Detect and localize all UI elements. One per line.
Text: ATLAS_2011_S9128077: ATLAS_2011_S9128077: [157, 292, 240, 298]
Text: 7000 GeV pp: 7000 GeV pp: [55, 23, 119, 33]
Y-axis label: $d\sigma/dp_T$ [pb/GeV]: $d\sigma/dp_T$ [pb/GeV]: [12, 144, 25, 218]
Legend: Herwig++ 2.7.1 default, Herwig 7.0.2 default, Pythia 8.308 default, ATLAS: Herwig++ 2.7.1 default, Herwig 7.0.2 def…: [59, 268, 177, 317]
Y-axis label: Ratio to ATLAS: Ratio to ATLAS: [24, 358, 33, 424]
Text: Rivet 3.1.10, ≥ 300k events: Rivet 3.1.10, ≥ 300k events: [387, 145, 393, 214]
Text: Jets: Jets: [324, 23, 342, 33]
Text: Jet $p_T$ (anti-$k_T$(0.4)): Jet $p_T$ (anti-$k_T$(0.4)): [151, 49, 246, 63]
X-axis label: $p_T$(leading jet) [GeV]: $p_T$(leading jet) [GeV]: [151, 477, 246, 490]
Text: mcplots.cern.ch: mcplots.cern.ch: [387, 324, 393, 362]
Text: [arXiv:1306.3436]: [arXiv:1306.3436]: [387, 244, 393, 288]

___

Task to complete ▸
Copy out every one of the lines above word for word.

Solution for this problem ▸
Detect and localize all UI elements. One per line.
Text: ATLAS_2011_S9128077: ATLAS_2011_S9128077: [157, 292, 240, 298]
Text: 7000 GeV pp: 7000 GeV pp: [55, 23, 119, 33]
Y-axis label: $d\sigma/dp_T$ [pb/GeV]: $d\sigma/dp_T$ [pb/GeV]: [12, 144, 25, 218]
Legend: Herwig++ 2.7.1 default, Herwig 7.0.2 default, Pythia 8.308 default, ATLAS: Herwig++ 2.7.1 default, Herwig 7.0.2 def…: [59, 268, 177, 317]
Y-axis label: Ratio to ATLAS: Ratio to ATLAS: [24, 358, 33, 424]
Text: Rivet 3.1.10, ≥ 300k events: Rivet 3.1.10, ≥ 300k events: [387, 145, 393, 214]
Text: Jets: Jets: [324, 23, 342, 33]
Text: Jet $p_T$ (anti-$k_T$(0.4)): Jet $p_T$ (anti-$k_T$(0.4)): [151, 49, 246, 63]
X-axis label: $p_T$(leading jet) [GeV]: $p_T$(leading jet) [GeV]: [151, 477, 246, 490]
Text: mcplots.cern.ch: mcplots.cern.ch: [387, 324, 393, 362]
Text: [arXiv:1306.3436]: [arXiv:1306.3436]: [387, 244, 393, 288]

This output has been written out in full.